Extracts from a graphics dataset
** Begin **

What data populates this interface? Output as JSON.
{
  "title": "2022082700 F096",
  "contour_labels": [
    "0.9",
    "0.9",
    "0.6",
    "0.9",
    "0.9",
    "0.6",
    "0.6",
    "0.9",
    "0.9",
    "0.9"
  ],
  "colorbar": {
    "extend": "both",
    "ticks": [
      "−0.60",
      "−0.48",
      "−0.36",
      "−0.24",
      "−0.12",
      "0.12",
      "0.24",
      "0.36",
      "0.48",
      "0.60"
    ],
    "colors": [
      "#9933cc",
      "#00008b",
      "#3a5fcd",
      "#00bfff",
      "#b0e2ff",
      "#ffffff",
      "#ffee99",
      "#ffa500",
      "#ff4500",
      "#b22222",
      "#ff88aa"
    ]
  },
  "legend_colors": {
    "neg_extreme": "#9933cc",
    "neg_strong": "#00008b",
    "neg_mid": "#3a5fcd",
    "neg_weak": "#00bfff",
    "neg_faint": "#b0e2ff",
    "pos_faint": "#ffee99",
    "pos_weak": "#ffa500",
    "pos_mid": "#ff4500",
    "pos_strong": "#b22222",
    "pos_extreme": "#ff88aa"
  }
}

** End **

• Requirements: Word for word, write out the data.

• Written solution:
What data populates this interface? Output as JSON.
{
  "title": "2022082700 F096",
  "contour_labels": [
    "0.9",
    "0.9",
    "0.6",
    "0.9",
    "0.9",
    "0.6",
    "0.6",
    "0.9",
    "0.9",
    "0.9"
  ],
  "colorbar": {
    "extend": "both",
    "ticks": [
      "−0.60",
      "−0.48",
      "−0.36",
      "−0.24",
      "−0.12",
      "0.12",
      "0.24",
      "0.36",
      "0.48",
      "0.60"
    ],
    "colors": [
      "#9933cc",
      "#00008b",
      "#3a5fcd",
      "#00bfff",
      "#b0e2ff",
      "#ffffff",
      "#ffee99",
      "#ffa500",
      "#ff4500",
      "#b22222",
      "#ff88aa"
    ]
  },
  "legend_colors": {
    "neg_extreme": "#9933cc",
    "neg_strong": "#00008b",
    "neg_mid": "#3a5fcd",
    "neg_weak": "#00bfff",
    "neg_faint": "#b0e2ff",
    "pos_faint": "#ffee99",
    "pos_weak": "#ffa500",
    "pos_mid": "#ff4500",
    "pos_strong": "#b22222",
    "pos_extreme": "#ff88aa"
  }
}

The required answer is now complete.